Exercise directions => Decide whether each statement agrees with the text on the Export-Import Bank, answering yes or no and quoting the words of the text that settle it: (a) last year the bank authorized about $21 billion in government-backed loans; (b) the bank's critics base their opposition on its impact on the budget; (c) General Electric received 30 percent of the bank's benefits in 2013.

Document =>
— Begin —

Conservatives have been disappointed with the track record of Republicans in Congress since their 2010 takeover of the House. There have been a few bright spots—the cuts in domestic discretionary spending brought about by the sequester, for instance—but from Obamacare to Iran to taxes to financial services regulation, President Obama and the left seem to retain the upper hand. Yet there is one issue percolating in Congress that could provide a rare victory. Conservatives are working hard to take down the Export-Import Bank, and they might succeed.
The Export-Import Bank is a New Deal-era relic whose purpose is to facilitate American trade. According to William Becker and William McClenahan, authors of a major study of Ex-Im, the bank has been an “entrepreneurial” institution that has evolved over the years to retain the favor of the nation’s foreign policy establishment and top economic policymakers. Today, its main role is to provide credit to foreign purchasers of American manufactured goods, especially heavy equipment and airplanes. Last year it authorized about $21 billion in government-backed loans. Few of these loans go bad, so Ex-Im has little budgetary impact, but then its critics don’t base their opposition on grounds of budget busting.
So what is their complaint? First, the bank is grossly inefficient. To support American businesses, Ex-Im extends credit to foreign governments and enterprises. Surely there is a less roundabout way to promote domestic business than to subsidize foreign business! The Ex-Im Bank’s defenders retort that foreign governments already do precisely this, so Uncle Sam must respond in kind to protect American jobs. Even if this is true (and many experts raise doubts), it does not justify wasteful inefficiency. While some exporters might be hurt if the Ex-Im Bank were decommissioned, its credit could be redirected in ways that bring more bang for the buck.
In addition, Ex-Im creates distortions within domestic industries because its subsidies benefit certain American companies over their domestic competitors. Worse, who wins and who loses is determined by the preferences of foreign companies or governments, which may be susceptible to cronyism and other illiberal impulses. Moreover, Ex-Im plays favorites across domestic industries, favoring certain types of businesses over others. For instance, guaranteeing foreign loans for new airplanes may be great for Boeing, but it creates more competition for domestic carriers like Delta, a staunch opponent of Ex-Im.
At present, Ex-Im’s benefits flow overwhelmingly to big corporations. Many of its loans go to foreign-owned airlines seeing to purchase U.S.-built planes, making Boeing far and away its biggest beneficiary. In 2013, 30 percent of the bank’s benefits flowed to Boeing. General Electric took another 10 percent, while Bechtel received 7 percent, and Caterpillar took 5 percent. This runs contrary to the claim that Ex-Im favors small business, a group that is politically sacrosanct.

— End —

(Box coordinate listings)
— Begin —

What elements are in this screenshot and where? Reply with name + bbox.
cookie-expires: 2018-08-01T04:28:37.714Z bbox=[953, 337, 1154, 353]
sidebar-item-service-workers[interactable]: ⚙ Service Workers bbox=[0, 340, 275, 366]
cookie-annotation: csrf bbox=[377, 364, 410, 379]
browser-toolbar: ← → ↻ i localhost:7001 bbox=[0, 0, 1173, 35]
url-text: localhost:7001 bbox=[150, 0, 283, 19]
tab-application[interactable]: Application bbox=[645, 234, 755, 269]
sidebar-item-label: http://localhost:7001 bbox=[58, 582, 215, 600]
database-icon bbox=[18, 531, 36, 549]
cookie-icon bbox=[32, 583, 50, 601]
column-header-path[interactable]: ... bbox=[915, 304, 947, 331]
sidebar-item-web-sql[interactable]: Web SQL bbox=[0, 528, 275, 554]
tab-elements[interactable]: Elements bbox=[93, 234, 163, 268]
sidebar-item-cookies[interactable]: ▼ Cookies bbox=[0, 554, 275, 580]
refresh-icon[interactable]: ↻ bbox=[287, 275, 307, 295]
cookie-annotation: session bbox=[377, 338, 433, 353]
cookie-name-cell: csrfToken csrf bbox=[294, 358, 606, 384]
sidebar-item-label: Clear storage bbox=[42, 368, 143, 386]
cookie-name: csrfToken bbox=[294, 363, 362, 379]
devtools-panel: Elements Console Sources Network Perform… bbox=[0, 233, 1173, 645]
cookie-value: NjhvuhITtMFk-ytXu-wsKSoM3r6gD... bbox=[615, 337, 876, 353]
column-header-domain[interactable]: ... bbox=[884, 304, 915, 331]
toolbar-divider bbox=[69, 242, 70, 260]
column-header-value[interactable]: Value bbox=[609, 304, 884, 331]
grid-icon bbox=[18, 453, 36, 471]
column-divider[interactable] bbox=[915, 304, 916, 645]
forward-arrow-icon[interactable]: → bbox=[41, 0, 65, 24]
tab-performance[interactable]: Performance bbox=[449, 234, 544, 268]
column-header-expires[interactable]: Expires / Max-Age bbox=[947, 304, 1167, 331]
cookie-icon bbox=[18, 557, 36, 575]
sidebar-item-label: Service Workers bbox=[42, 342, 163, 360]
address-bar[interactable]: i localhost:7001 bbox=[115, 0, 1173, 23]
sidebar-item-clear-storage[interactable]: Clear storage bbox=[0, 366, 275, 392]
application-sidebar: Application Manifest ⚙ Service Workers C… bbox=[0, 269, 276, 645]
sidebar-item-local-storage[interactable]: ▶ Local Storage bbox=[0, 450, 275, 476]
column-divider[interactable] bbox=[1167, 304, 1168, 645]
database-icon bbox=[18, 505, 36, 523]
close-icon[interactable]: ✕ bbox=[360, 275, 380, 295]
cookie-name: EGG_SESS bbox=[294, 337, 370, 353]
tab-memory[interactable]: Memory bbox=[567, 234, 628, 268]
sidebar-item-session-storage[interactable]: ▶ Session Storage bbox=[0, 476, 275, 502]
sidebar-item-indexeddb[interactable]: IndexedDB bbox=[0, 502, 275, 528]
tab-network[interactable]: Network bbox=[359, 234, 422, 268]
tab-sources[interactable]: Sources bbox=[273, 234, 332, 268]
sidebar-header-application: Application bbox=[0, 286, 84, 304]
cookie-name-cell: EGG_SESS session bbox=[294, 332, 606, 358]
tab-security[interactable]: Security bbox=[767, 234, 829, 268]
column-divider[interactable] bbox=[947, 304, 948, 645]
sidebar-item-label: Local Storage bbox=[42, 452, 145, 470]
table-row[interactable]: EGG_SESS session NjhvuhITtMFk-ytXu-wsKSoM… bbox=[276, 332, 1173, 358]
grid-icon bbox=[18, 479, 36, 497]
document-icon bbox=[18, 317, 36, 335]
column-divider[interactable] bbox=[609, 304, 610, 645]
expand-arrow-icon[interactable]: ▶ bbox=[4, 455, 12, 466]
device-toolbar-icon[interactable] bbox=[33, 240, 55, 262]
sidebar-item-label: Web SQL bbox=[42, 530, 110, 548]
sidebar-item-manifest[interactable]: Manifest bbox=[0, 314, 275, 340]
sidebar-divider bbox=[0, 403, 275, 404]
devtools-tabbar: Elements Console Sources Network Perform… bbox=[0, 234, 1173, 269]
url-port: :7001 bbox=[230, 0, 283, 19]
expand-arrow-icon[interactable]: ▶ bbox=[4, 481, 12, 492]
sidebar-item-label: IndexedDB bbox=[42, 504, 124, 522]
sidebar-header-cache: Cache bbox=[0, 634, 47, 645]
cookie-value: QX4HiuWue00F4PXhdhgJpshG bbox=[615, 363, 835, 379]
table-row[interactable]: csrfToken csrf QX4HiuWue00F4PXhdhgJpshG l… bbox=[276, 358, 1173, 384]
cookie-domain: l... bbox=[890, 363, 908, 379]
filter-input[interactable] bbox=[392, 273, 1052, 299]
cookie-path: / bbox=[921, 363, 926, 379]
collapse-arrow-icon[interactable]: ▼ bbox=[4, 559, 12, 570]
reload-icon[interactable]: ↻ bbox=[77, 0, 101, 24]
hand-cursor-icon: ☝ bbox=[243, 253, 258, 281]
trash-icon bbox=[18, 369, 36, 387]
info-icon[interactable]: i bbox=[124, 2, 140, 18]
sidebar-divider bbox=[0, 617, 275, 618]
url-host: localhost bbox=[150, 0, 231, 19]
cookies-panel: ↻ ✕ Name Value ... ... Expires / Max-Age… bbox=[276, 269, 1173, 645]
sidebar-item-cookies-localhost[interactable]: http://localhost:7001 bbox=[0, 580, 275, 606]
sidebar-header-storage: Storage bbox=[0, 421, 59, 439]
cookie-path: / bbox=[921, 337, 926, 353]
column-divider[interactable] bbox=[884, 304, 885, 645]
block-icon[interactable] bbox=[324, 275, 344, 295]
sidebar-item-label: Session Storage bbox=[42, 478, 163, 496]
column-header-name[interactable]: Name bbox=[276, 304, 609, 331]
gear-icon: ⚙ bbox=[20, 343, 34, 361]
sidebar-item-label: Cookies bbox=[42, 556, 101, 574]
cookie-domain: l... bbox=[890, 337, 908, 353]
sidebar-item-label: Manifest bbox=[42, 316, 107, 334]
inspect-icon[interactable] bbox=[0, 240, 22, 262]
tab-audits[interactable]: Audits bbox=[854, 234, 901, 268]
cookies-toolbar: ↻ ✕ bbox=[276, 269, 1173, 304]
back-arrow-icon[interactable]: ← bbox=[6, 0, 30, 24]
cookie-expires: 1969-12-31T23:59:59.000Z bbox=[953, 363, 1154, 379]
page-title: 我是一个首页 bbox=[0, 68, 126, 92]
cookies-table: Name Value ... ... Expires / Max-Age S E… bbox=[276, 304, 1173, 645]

— End —

Task response =>
(a) Yes: "Last year it authorized about $21 billion in government-backed loans."
(b) No: "its critics don’t base their opposition on grounds of budget busting."
(c) No: "General Electric took another 10 percent"